• GIVEN TASK:
Give every line of the data again, unchanged, but with no pictures.

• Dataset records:
════════════════

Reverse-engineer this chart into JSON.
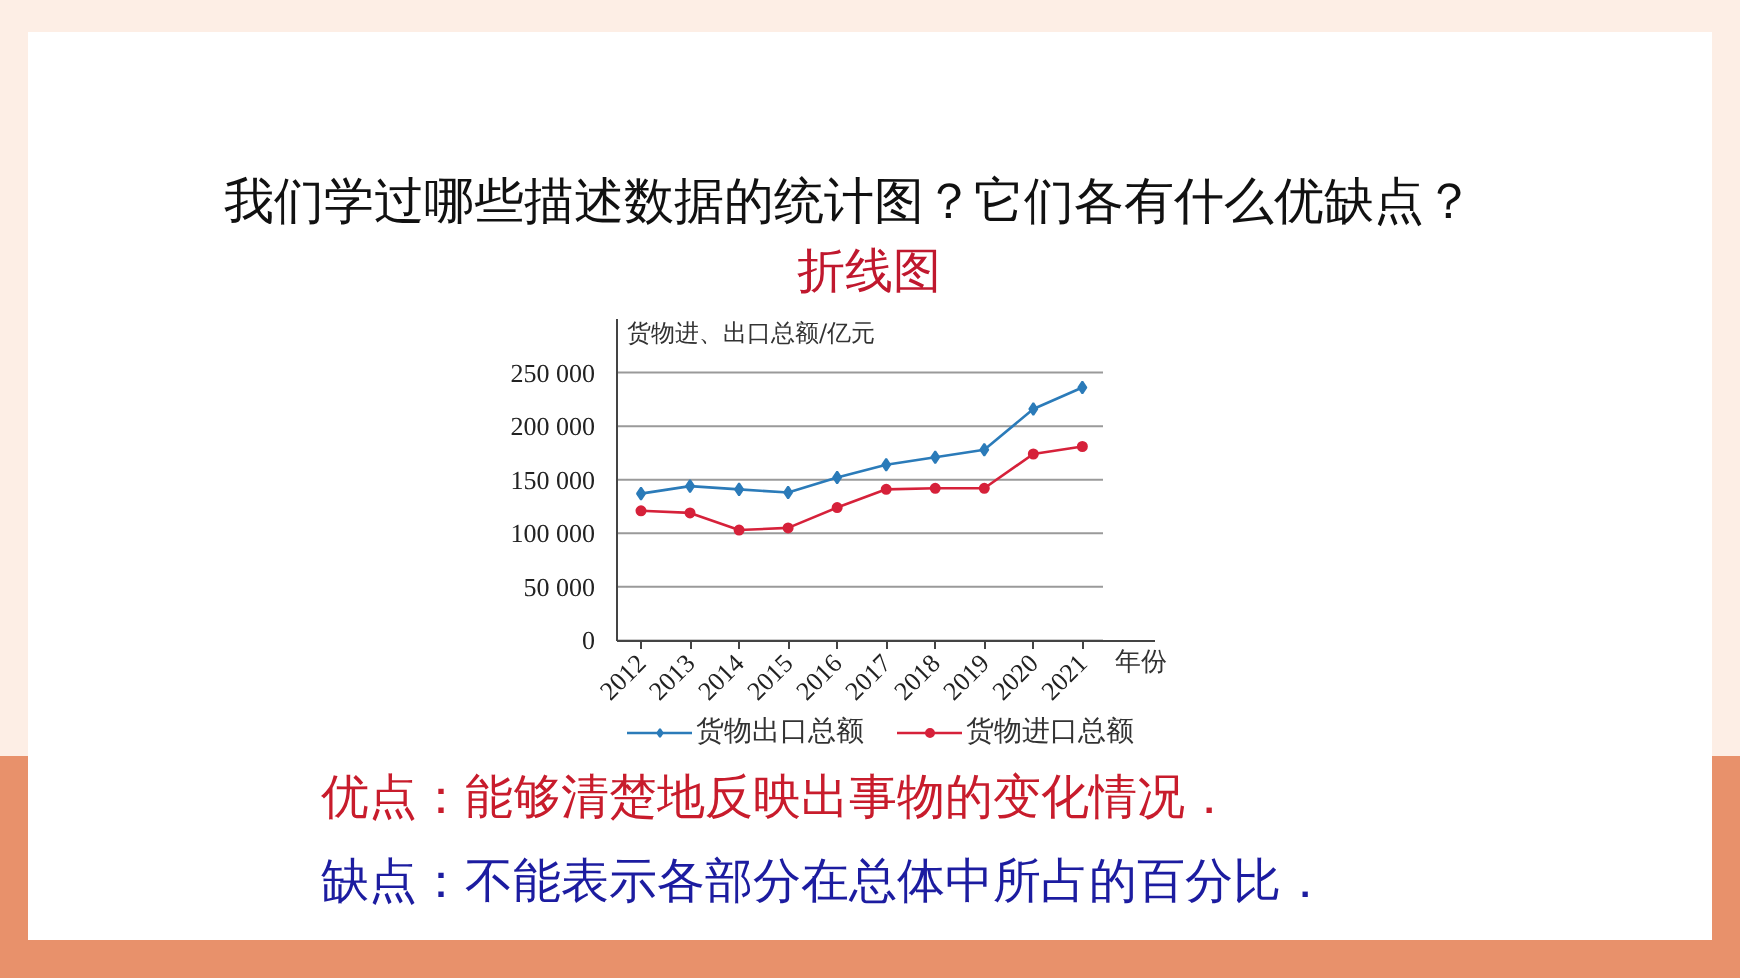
{
  "chart_data": {
    "type": "line",
    "title": "我们学过哪些描述数据的统计图？它们各有什么优缺点？",
    "subtitle": "折线图",
    "ylabel": "货物进、出口总额/亿元",
    "xlabel": "年份",
    "categories": [
      "2012",
      "2013",
      "2014",
      "2015",
      "2016",
      "2017",
      "2018",
      "2019",
      "2020",
      "2021"
    ],
    "ylim": [
      0,
      300000
    ],
    "yticks": [
      0,
      {
        "value": 50000,
        "label": "50 000"
      },
      {
        "value": 100000,
        "label": "100 000"
      },
      {
        "value": 150000,
        "label": "150 000"
      },
      {
        "value": 200000,
        "label": "200 000"
      },
      {
        "value": 250000,
        "label": "250 000"
      }
    ],
    "grid": "y",
    "legend": "bottom",
    "series": [
      {
        "name": "货物出口总额",
        "color": "#2b7bb9",
        "marker": "diamond",
        "values": [
          137000,
          144000,
          141000,
          138000,
          152000,
          164000,
          171000,
          178000,
          216000,
          236000
        ]
      },
      {
        "name": "货物进口总额",
        "color": "#d6213a",
        "marker": "circle",
        "values": [
          121000,
          119000,
          103000,
          105000,
          124000,
          141000,
          142000,
          142000,
          174000,
          181000
        ]
      }
    ],
    "annotations": [
      "优点：能够清楚地反映出事物的变化情况．",
      "缺点：不能表示各部分在总体中所占的百分比．"
    ]
  }
}
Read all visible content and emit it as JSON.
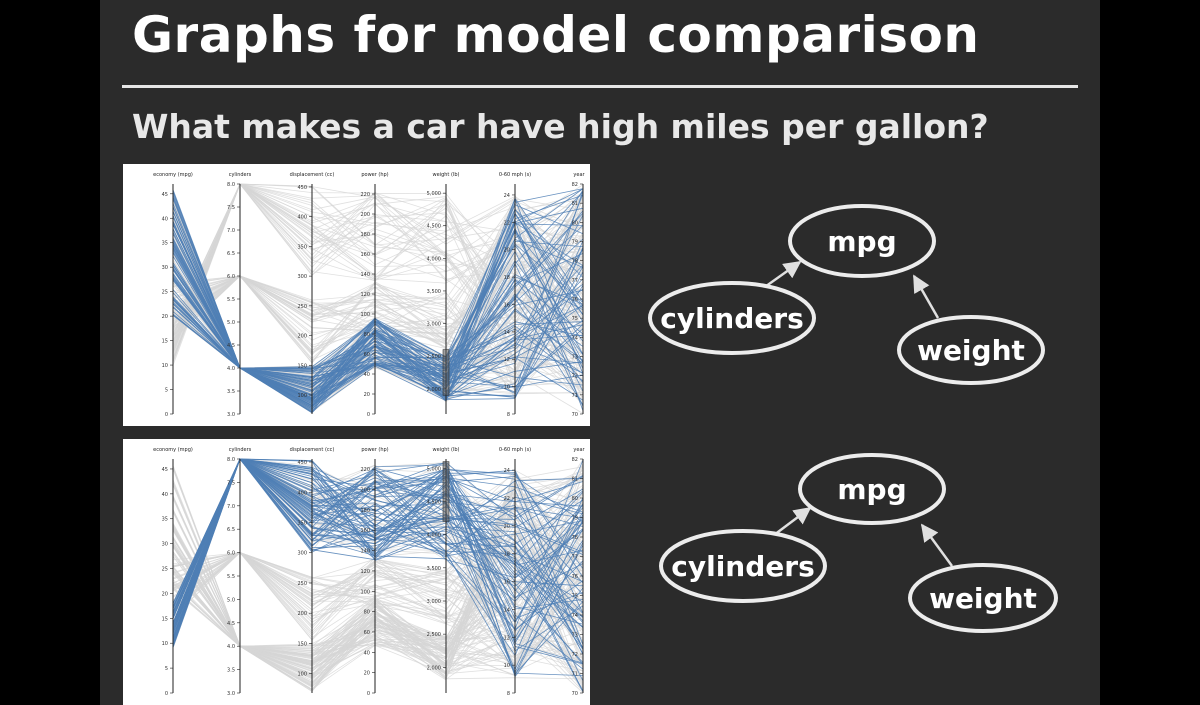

════════════════

• COMPLETED EXERCISE:
Reverse-engineer this chart into JSON.
{
  "chart_data": {
    "type": "line",
    "title": "我们学过哪些描述数据的统计图？它们各有什么优缺点？",
    "subtitle": "折线图",
    "ylabel": "货物进、出口总额/亿元",
    "xlabel": "年份",
    "categories": [
      "2012",
      "2013",
      "2014",
      "2015",
      "2016",
      "2017",
      "2018",
      "2019",
      "2020",
      "2021"
    ],
    "ylim": [
      0,
      300000
    ],
    "yticks": [
      0,
      {
        "value": 50000,
        "label": "50 000"
      },
      {
        "value": 100000,
        "label": "100 000"
      },
      {
        "value": 150000,
        "label": "150 000"
      },
      {
        "value": 200000,
        "label": "200 000"
      },
      {
        "value": 250000,
        "label": "250 000"
      }
    ],
    "grid": "y",
    "legend": "bottom",
    "series": [
      {
        "name": "货物出口总额",
        "color": "#2b7bb9",
        "marker": "diamond",
        "values": [
          137000,
          144000,
          141000,
          138000,
          152000,
          164000,
          171000,
          178000,
          216000,
          236000
        ]
      },
      {
        "name": "货物进口总额",
        "color": "#d6213a",
        "marker": "circle",
        "values": [
          121000,
          119000,
          103000,
          105000,
          124000,
          141000,
          142000,
          142000,
          174000,
          181000
        ]
      }
    ],
    "annotations": [
      "优点：能够清楚地反映出事物的变化情况．",
      "缺点：不能表示各部分在总体中所占的百分比．"
    ]
  }
}
Read all visible content and emit it as JSON.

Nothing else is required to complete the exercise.